▶ Goal
Reply only with how many lines contain the word "Guardian".

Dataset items
— start —
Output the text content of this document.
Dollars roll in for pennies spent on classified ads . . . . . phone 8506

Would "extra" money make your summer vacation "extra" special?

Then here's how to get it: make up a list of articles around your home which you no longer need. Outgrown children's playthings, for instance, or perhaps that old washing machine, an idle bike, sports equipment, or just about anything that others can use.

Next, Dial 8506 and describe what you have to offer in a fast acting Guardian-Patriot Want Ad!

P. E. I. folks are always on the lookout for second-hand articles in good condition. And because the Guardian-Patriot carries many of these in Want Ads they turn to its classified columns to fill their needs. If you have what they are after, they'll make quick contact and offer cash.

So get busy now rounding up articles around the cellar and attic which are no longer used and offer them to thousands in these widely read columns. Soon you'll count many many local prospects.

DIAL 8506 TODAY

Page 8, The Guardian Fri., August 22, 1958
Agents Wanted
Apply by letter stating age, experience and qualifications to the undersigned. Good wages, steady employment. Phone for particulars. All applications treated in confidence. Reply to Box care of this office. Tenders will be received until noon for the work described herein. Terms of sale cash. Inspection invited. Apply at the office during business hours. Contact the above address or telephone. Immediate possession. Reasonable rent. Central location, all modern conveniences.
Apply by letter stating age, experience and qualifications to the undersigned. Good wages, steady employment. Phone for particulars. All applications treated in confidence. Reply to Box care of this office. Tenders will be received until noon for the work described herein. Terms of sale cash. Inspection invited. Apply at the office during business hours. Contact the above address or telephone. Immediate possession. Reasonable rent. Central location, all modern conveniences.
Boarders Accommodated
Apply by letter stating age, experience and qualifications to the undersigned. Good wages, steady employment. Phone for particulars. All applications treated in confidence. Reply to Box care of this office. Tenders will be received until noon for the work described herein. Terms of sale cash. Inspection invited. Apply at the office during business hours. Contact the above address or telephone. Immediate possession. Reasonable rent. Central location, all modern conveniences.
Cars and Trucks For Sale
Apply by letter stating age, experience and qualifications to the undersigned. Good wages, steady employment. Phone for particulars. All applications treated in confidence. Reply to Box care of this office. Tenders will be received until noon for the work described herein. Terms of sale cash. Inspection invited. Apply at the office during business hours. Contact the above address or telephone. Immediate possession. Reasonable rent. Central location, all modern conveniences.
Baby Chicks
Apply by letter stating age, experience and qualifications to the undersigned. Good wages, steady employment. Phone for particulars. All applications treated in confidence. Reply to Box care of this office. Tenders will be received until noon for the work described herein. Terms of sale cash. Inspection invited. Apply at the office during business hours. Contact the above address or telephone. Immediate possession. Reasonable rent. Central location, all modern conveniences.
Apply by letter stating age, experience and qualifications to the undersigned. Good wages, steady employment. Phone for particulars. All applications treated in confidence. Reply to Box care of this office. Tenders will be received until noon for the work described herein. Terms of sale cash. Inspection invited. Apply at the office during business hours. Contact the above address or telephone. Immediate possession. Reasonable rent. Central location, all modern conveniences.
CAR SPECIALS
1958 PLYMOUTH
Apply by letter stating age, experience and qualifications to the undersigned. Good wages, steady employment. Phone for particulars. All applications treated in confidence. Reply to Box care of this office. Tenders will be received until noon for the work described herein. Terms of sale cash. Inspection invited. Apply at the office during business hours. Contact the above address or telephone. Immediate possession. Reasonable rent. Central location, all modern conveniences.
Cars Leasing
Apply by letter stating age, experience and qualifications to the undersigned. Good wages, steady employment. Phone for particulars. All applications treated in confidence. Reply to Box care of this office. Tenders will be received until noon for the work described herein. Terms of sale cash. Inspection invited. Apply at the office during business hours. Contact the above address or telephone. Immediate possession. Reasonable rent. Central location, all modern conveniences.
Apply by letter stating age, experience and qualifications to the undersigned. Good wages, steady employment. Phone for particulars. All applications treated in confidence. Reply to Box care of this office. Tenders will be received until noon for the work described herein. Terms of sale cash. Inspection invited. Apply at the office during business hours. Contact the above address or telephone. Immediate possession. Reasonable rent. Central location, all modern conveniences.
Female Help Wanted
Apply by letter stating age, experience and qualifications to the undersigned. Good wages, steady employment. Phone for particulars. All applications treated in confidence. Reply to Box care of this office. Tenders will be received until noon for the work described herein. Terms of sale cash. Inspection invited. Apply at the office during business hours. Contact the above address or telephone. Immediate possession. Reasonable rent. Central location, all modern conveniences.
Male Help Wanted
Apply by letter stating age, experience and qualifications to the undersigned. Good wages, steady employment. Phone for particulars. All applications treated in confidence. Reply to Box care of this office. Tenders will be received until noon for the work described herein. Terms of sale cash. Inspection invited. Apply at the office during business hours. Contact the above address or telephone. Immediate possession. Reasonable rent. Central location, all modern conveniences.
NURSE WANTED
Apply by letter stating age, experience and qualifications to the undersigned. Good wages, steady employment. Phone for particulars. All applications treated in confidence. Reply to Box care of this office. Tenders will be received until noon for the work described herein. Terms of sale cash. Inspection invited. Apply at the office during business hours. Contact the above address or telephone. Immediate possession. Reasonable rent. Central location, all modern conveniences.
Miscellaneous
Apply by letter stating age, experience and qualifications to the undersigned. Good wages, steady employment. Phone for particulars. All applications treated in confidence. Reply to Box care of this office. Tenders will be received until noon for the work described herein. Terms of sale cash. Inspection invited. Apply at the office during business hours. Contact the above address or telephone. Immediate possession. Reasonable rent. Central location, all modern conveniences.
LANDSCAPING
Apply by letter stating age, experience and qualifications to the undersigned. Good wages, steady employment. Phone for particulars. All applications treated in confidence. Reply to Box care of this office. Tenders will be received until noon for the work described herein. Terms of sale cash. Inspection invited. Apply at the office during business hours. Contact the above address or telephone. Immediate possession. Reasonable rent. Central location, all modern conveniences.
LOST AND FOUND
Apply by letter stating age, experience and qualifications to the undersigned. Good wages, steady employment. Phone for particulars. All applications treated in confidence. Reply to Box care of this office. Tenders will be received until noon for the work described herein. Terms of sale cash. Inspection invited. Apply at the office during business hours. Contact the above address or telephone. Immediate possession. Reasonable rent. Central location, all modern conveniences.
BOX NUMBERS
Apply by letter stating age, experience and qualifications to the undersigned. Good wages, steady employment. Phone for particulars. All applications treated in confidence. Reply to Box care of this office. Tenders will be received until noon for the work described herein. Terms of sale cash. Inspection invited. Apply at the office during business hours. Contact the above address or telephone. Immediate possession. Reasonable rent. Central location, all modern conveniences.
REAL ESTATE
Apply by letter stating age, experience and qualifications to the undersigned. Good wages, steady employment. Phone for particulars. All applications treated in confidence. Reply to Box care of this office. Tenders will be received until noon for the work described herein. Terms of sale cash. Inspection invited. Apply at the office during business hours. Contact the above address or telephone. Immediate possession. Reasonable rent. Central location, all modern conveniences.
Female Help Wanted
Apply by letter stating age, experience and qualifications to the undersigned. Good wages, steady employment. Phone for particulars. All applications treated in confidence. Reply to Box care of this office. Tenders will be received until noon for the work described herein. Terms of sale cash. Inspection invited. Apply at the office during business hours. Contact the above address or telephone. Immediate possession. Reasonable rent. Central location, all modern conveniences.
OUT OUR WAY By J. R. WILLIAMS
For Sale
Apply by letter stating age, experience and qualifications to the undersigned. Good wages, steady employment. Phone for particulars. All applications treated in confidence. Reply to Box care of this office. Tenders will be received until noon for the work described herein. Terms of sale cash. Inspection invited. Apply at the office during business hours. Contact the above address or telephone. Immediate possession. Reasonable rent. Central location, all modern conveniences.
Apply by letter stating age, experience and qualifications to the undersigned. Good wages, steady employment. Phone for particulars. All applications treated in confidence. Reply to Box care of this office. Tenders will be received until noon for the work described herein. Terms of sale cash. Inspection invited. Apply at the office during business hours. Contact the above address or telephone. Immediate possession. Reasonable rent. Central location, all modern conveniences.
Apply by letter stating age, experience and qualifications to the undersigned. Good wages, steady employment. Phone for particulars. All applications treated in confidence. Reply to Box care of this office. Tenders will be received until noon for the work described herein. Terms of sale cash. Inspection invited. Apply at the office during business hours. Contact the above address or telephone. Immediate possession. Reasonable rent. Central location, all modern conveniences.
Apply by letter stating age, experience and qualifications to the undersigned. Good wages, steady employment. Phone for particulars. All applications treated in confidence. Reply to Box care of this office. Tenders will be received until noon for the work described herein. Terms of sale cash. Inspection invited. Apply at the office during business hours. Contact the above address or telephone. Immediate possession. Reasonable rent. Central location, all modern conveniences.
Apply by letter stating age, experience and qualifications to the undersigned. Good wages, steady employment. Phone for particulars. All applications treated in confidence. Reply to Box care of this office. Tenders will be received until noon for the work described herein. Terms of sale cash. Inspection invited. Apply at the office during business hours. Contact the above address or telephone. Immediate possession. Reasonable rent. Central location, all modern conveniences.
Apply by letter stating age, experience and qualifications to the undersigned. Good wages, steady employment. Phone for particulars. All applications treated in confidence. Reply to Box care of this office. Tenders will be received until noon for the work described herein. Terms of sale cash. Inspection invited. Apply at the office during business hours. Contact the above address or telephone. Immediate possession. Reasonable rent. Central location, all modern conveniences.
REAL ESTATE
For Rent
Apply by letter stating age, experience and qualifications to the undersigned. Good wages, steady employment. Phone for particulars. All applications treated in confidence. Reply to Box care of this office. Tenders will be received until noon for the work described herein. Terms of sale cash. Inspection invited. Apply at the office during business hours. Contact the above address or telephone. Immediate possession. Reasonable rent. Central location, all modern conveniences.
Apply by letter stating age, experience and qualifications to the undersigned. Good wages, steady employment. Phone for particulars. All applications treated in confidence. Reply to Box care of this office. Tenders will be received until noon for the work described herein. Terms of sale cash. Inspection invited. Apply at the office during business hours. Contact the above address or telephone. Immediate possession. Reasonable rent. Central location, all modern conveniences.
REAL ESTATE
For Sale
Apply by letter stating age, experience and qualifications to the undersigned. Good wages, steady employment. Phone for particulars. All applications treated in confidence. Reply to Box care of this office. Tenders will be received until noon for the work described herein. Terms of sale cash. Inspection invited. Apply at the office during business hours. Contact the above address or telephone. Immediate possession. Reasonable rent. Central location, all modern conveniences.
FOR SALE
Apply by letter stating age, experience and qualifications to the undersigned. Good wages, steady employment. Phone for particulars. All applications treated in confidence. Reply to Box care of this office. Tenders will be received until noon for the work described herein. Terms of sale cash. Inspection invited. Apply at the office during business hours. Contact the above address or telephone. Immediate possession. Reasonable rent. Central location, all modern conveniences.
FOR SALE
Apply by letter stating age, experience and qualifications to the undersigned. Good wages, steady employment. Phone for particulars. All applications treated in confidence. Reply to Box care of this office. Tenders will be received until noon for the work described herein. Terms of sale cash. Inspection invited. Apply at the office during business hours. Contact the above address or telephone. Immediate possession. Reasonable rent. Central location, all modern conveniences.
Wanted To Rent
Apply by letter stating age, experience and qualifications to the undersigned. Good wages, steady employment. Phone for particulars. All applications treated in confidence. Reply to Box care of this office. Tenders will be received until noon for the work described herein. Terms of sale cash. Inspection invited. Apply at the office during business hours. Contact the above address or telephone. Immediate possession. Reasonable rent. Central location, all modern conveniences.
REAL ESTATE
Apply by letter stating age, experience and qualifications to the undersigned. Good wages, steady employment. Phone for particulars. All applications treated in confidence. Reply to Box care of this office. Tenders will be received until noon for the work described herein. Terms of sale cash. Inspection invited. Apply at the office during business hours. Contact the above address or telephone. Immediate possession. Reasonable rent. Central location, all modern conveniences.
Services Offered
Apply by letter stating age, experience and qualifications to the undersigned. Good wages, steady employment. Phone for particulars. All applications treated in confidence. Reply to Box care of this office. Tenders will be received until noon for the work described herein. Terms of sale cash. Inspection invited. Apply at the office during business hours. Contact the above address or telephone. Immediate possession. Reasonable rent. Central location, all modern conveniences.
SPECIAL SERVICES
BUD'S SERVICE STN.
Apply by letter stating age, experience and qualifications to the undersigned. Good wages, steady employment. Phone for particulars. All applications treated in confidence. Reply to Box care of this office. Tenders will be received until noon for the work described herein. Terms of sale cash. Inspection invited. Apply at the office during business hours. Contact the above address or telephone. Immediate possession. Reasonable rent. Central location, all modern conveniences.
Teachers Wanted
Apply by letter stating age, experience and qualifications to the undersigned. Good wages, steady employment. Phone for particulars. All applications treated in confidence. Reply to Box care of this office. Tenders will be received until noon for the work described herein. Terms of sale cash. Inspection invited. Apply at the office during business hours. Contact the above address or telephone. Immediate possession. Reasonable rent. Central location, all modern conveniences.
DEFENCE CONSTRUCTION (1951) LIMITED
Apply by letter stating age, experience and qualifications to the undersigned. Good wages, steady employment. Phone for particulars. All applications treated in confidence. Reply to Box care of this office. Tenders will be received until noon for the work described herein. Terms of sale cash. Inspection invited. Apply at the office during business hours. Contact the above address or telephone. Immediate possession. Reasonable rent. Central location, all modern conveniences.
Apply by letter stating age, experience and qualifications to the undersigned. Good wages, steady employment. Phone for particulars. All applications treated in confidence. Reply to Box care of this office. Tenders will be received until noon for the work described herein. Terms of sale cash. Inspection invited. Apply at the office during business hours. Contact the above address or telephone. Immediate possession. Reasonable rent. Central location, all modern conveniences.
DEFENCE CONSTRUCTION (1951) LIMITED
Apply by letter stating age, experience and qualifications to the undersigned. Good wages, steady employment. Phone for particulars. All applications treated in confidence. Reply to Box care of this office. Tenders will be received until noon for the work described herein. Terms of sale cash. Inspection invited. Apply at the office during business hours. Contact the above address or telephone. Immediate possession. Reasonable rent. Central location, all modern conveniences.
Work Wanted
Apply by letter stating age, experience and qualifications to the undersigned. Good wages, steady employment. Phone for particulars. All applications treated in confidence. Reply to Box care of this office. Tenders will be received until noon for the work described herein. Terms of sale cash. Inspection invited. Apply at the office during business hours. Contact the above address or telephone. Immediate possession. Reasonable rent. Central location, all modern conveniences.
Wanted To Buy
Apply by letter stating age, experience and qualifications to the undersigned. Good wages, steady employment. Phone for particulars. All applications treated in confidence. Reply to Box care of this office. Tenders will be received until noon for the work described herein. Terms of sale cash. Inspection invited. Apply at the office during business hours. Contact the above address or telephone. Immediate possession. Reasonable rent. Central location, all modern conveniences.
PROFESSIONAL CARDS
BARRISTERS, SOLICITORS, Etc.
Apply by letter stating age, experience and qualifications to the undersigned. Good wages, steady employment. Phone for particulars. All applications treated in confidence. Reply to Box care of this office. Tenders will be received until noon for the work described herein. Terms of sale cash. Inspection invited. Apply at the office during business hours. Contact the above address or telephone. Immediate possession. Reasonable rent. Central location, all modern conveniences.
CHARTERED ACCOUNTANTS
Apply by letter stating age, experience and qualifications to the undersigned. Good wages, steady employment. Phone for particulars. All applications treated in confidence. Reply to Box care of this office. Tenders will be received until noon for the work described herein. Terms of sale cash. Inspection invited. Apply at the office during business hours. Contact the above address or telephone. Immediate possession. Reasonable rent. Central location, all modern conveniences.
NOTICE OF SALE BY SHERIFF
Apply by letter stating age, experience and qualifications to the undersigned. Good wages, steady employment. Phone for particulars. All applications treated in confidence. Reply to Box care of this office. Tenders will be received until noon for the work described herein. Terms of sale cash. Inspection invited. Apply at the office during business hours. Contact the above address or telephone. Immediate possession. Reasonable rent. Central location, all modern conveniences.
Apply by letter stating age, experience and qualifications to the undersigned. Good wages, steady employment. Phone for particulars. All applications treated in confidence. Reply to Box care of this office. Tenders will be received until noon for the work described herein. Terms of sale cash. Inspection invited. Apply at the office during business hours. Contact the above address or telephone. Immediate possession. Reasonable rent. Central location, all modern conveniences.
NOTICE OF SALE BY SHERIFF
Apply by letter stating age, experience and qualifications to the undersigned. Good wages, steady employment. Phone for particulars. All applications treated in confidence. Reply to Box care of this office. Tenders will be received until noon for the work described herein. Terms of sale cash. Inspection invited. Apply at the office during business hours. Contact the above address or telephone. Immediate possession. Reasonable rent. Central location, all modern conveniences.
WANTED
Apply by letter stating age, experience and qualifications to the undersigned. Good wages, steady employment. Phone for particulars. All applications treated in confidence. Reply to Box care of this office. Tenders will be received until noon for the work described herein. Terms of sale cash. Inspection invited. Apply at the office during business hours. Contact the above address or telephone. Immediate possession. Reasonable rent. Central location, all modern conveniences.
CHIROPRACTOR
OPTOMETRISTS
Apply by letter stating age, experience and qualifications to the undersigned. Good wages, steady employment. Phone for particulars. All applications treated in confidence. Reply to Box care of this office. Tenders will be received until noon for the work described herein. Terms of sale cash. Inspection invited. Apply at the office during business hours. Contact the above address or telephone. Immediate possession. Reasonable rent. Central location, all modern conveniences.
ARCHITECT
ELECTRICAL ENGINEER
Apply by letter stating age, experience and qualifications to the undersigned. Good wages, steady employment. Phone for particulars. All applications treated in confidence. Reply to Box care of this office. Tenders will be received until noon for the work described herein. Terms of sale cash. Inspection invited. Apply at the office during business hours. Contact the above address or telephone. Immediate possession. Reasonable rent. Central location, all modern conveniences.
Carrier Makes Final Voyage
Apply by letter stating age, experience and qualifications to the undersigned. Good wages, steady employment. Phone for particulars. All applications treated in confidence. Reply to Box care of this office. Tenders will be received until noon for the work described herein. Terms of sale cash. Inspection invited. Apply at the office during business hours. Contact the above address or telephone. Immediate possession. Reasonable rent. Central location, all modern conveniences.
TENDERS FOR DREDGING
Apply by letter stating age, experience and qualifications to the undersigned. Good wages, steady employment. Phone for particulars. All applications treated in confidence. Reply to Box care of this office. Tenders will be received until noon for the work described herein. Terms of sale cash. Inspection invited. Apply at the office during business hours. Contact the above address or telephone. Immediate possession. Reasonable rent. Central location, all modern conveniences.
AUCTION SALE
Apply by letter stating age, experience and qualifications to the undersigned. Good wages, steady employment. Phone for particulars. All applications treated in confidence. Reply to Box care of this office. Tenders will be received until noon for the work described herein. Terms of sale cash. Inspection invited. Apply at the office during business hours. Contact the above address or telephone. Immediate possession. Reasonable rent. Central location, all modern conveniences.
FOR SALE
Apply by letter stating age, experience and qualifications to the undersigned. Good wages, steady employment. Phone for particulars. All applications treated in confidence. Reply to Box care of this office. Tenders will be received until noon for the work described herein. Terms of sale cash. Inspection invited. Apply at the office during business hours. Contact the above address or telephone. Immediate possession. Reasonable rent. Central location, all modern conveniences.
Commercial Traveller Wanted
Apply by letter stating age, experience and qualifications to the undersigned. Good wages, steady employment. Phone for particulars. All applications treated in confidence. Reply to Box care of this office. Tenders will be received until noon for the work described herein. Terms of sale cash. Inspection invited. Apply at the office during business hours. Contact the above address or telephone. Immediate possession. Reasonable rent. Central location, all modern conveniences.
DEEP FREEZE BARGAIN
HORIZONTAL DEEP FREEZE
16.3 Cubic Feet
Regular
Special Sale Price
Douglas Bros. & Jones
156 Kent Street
— end —
▶ Complete answer
3